-- Input records start --

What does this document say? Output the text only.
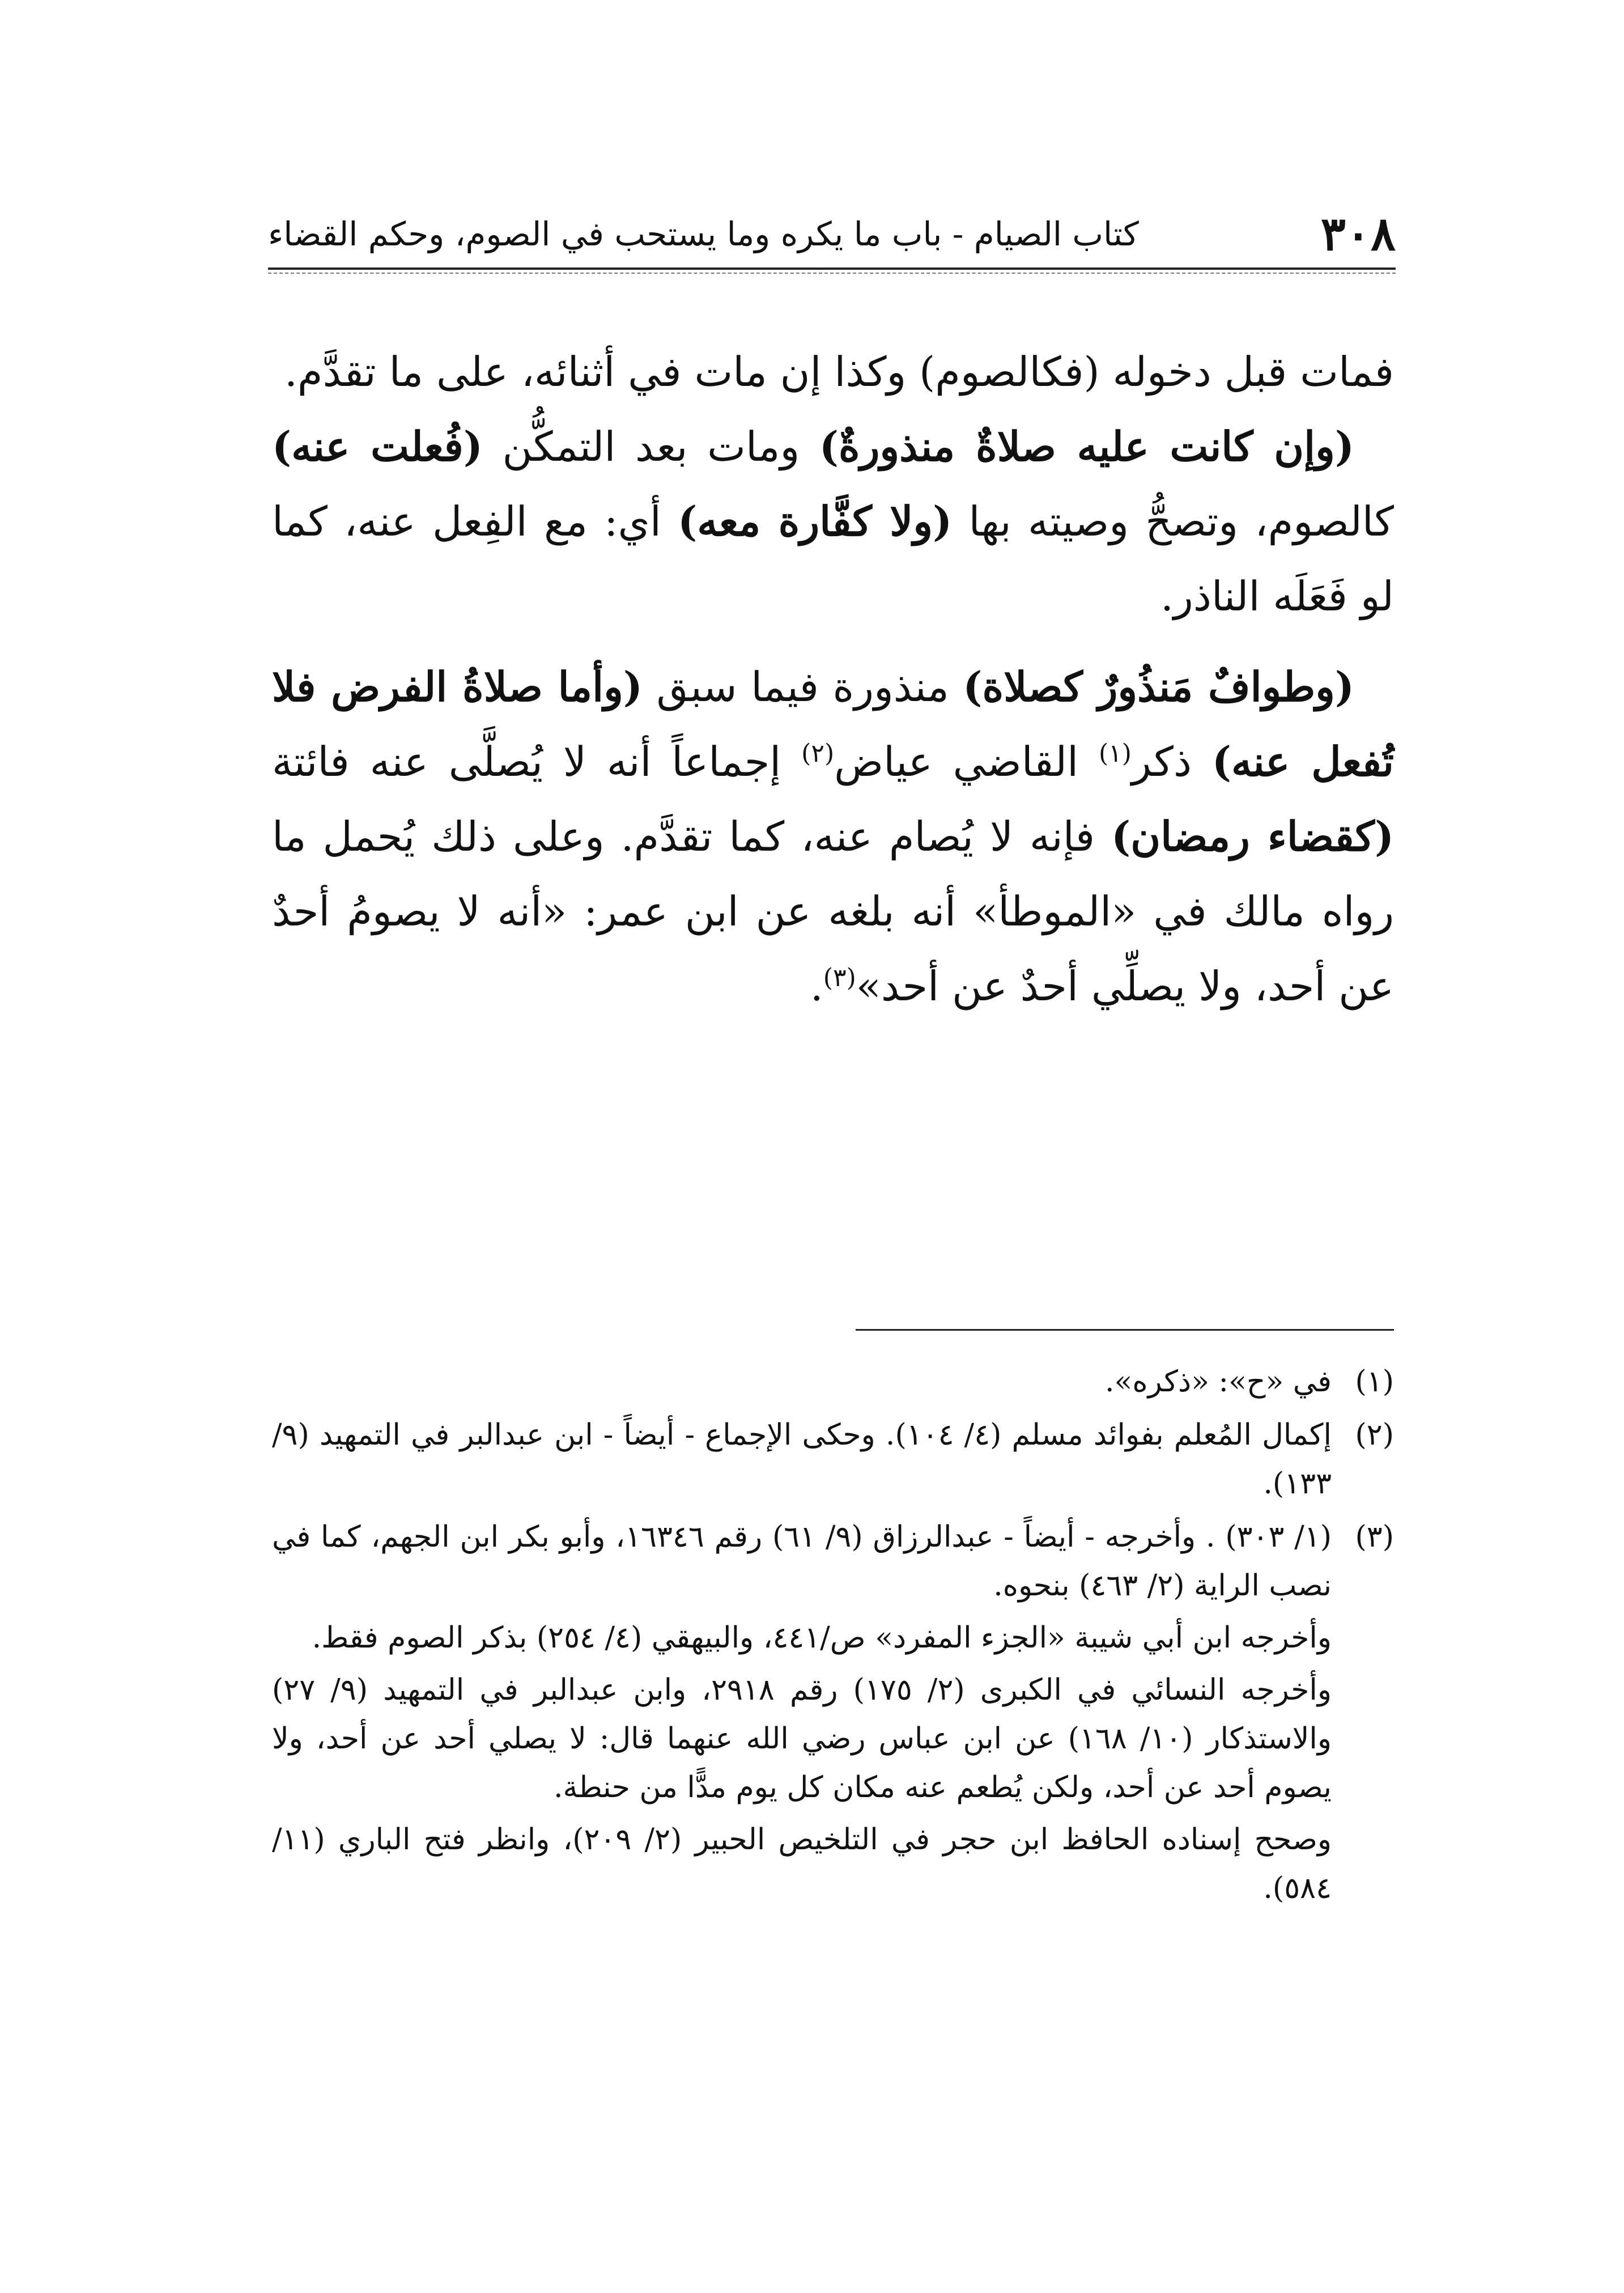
٣٠٨
كتاب الصيام - باب ما يكره وما يستحب في الصوم، وحكم القضاء

فمات قبل دخوله (فكالصوم) وكذا إن مات في أثنائه، على ما تقدَّم.

(وإن كانت عليه صلاةٌ منذورةٌ) ومات بعد التمكُّن (فُعلت عنه) كالصوم، وتصحُّ وصيته بها (ولا كفَّارة معه) أي: مع الفِعل عنه، كما لو فَعَلَه الناذر.

(وطوافٌ مَنذُورٌ كصلاة) منذورة فيما سبق (وأما صلاةُ الفرض فلا تُفعل عنه) ذكر$^{(١)}$ القاضي عياض$^{(٢)}$ إجماعاً أنه لا يُصلَّى عنه فائتة (كقضاء رمضان) فإنه لا يُصام عنه، كما تقدَّم. وعلى ذلك يُحمل ما رواه مالك في «الموطأ» أنه بلغه عن ابن عمر: «أنه لا يصومُ أحدٌ عن أحد، ولا يصلِّي أحدٌ عن أحد»$^{(٣)}$.

(١)

في «ح»: «ذكره».

(٢)

إكمال المُعلم بفوائد مسلم (٤/ ١٠٤). وحكى الإجماع - أيضاً - ابن عبدالبر في التمهيد (٩/ ١٣٣).

(٣)

(١/ ٣٠٣) . وأخرجه - أيضاً - عبدالرزاق (٩/ ٦١) رقم ١٦٣٤٦، وأبو بكر ابن الجهم، كما في نصب الراية (٢/ ٤٦٣) بنحوه.

وأخرجه ابن أبي شيبة «الجزء المفرد» ص/٤٤١، والبيهقي (٤/ ٢٥٤) بذكر الصوم فقط.

وأخرجه النسائي في الكبرى (٢/ ١٧٥) رقم ٢٩١٨، وابن عبدالبر في التمهيد (٩/ ٢٧) والاستذكار (١٠/ ١٦٨) عن ابن عباس رضي الله عنهما قال: لا يصلي أحد عن أحد، ولا يصوم أحد عن أحد، ولكن يُطعم عنه مكان كل يوم مدًّا من حنطة.

وصحح إسناده الحافظ ابن حجر في التلخيص الحبير (٢/ ٢٠٩)، وانظر فتح الباري (١١/ ٥٨٤).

-- Input records end --

- What to do -
Quote the material exactly. Pictures stay out.

- Solution to the exercise -
What does this document say? Output the text only.
٣٠٨
كتاب الصيام - باب ما يكره وما يستحب في الصوم، وحكم القضاء

فمات قبل دخوله (فكالصوم) وكذا إن مات في أثنائه، على ما تقدَّم.

(وإن كانت عليه صلاةٌ منذورةٌ) ومات بعد التمكُّن (فُعلت عنه) كالصوم، وتصحُّ وصيته بها (ولا كفَّارة معه) أي: مع الفِعل عنه، كما لو فَعَلَه الناذر.

(وطوافٌ مَنذُورٌ كصلاة) منذورة فيما سبق (وأما صلاةُ الفرض فلا تُفعل عنه) ذكر$^{(١)}$ القاضي عياض$^{(٢)}$ إجماعاً أنه لا يُصلَّى عنه فائتة (كقضاء رمضان) فإنه لا يُصام عنه، كما تقدَّم. وعلى ذلك يُحمل ما رواه مالك في «الموطأ» أنه بلغه عن ابن عمر: «أنه لا يصومُ أحدٌ عن أحد، ولا يصلِّي أحدٌ عن أحد»$^{(٣)}$.

(١)

في «ح»: «ذكره».

(٢)

إكمال المُعلم بفوائد مسلم (٤/ ١٠٤). وحكى الإجماع - أيضاً - ابن عبدالبر في التمهيد (٩/ ١٣٣).

(٣)

(١/ ٣٠٣) . وأخرجه - أيضاً - عبدالرزاق (٩/ ٦١) رقم ١٦٣٤٦، وأبو بكر ابن الجهم، كما في نصب الراية (٢/ ٤٦٣) بنحوه.

وأخرجه ابن أبي شيبة «الجزء المفرد» ص/٤٤١، والبيهقي (٤/ ٢٥٤) بذكر الصوم فقط.

وأخرجه النسائي في الكبرى (٢/ ١٧٥) رقم ٢٩١٨، وابن عبدالبر في التمهيد (٩/ ٢٧) والاستذكار (١٠/ ١٦٨) عن ابن عباس رضي الله عنهما قال: لا يصلي أحد عن أحد، ولا يصوم أحد عن أحد، ولكن يُطعم عنه مكان كل يوم مدًّا من حنطة.

وصحح إسناده الحافظ ابن حجر في التلخيص الحبير (٢/ ٢٠٩)، وانظر فتح الباري (١١/ ٥٨٤).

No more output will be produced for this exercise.